**Exercise details:**
Quote the entries that follow exactly, leaving none out.

Stored entries:
* START *

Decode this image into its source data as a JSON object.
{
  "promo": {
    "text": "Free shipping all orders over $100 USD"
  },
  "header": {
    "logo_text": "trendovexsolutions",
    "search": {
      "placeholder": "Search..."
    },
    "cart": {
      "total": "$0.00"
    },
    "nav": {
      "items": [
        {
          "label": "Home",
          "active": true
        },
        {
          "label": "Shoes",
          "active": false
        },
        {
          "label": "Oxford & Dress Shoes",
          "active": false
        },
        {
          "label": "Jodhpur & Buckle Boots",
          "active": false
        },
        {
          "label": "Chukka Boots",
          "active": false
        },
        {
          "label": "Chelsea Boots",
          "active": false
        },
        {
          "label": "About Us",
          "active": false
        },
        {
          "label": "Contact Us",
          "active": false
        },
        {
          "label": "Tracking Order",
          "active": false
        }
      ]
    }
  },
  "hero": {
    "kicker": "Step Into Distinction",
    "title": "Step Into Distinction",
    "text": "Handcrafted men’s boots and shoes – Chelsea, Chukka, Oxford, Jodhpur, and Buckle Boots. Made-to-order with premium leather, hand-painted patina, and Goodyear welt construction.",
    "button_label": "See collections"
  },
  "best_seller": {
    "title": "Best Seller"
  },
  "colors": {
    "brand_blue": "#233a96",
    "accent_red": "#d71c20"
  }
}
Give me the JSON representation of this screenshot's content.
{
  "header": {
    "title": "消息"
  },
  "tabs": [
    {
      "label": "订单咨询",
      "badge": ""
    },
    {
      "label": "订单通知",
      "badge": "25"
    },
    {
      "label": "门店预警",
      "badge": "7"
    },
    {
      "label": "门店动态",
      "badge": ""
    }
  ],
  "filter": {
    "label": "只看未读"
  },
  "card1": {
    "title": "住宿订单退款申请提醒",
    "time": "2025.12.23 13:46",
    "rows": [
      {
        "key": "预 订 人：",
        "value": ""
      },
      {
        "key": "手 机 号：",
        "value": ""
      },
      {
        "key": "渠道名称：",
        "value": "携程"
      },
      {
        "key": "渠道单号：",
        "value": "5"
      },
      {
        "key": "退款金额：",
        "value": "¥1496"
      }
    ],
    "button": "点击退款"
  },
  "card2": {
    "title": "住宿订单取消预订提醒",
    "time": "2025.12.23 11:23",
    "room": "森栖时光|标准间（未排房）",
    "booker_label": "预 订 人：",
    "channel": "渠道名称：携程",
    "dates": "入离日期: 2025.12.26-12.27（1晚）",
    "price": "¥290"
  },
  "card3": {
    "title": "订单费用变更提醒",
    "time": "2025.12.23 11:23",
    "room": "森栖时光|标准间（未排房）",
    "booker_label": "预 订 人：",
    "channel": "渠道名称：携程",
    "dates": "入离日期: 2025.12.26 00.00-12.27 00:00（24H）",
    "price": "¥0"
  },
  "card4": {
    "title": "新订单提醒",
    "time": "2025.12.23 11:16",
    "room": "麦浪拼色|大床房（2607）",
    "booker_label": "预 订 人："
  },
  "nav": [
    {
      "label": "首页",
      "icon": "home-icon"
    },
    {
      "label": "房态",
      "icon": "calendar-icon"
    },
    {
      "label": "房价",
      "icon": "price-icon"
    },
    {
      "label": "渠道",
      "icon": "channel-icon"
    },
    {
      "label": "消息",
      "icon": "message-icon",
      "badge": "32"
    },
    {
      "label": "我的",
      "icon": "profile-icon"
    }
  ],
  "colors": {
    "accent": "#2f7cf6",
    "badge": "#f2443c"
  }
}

* END *

**Correct response:**
Decode this image into its source data as a JSON object.
{
  "promo": {
    "text": "Free shipping all orders over $100 USD"
  },
  "header": {
    "logo_text": "trendovexsolutions",
    "search": {
      "placeholder": "Search..."
    },
    "cart": {
      "total": "$0.00"
    },
    "nav": {
      "items": [
        {
          "label": "Home",
          "active": true
        },
        {
          "label": "Shoes",
          "active": false
        },
        {
          "label": "Oxford & Dress Shoes",
          "active": false
        },
        {
          "label": "Jodhpur & Buckle Boots",
          "active": false
        },
        {
          "label": "Chukka Boots",
          "active": false
        },
        {
          "label": "Chelsea Boots",
          "active": false
        },
        {
          "label": "About Us",
          "active": false
        },
        {
          "label": "Contact Us",
          "active": false
        },
        {
          "label": "Tracking Order",
          "active": false
        }
      ]
    }
  },
  "hero": {
    "kicker": "Step Into Distinction",
    "title": "Step Into Distinction",
    "text": "Handcrafted men’s boots and shoes – Chelsea, Chukka, Oxford, Jodhpur, and Buckle Boots. Made-to-order with premium leather, hand-painted patina, and Goodyear welt construction.",
    "button_label": "See collections"
  },
  "best_seller": {
    "title": "Best Seller"
  },
  "colors": {
    "brand_blue": "#233a96",
    "accent_red": "#d71c20"
  }
}
Give me the JSON representation of this screenshot's content.
{
  "header": {
    "title": "消息"
  },
  "tabs": [
    {
      "label": "订单咨询",
      "badge": ""
    },
    {
      "label": "订单通知",
      "badge": "25"
    },
    {
      "label": "门店预警",
      "badge": "7"
    },
    {
      "label": "门店动态",
      "badge": ""
    }
  ],
  "filter": {
    "label": "只看未读"
  },
  "card1": {
    "title": "住宿订单退款申请提醒",
    "time": "2025.12.23 13:46",
    "rows": [
      {
        "key": "预 订 人：",
        "value": ""
      },
      {
        "key": "手 机 号：",
        "value": ""
      },
      {
        "key": "渠道名称：",
        "value": "携程"
      },
      {
        "key": "渠道单号：",
        "value": "5"
      },
      {
        "key": "退款金额：",
        "value": "¥1496"
      }
    ],
    "button": "点击退款"
  },
  "card2": {
    "title": "住宿订单取消预订提醒",
    "time": "2025.12.23 11:23",
    "room": "森栖时光|标准间（未排房）",
    "booker_label": "预 订 人：",
    "channel": "渠道名称：携程",
    "dates": "入离日期: 2025.12.26-12.27（1晚）",
    "price": "¥290"
  },
  "card3": {
    "title": "订单费用变更提醒",
    "time": "2025.12.23 11:23",
    "room": "森栖时光|标准间（未排房）",
    "booker_label": "预 订 人：",
    "channel": "渠道名称：携程",
    "dates": "入离日期: 2025.12.26 00.00-12.27 00:00（24H）",
    "price": "¥0"
  },
  "card4": {
    "title": "新订单提醒",
    "time": "2025.12.23 11:16",
    "room": "麦浪拼色|大床房（2607）",
    "booker_label": "预 订 人："
  },
  "nav": [
    {
      "label": "首页",
      "icon": "home-icon"
    },
    {
      "label": "房态",
      "icon": "calendar-icon"
    },
    {
      "label": "房价",
      "icon": "price-icon"
    },
    {
      "label": "渠道",
      "icon": "channel-icon"
    },
    {
      "label": "消息",
      "icon": "message-icon",
      "badge": "32"
    },
    {
      "label": "我的",
      "icon": "profile-icon"
    }
  ],
  "colors": {
    "accent": "#2f7cf6",
    "badge": "#f2443c"
  }
}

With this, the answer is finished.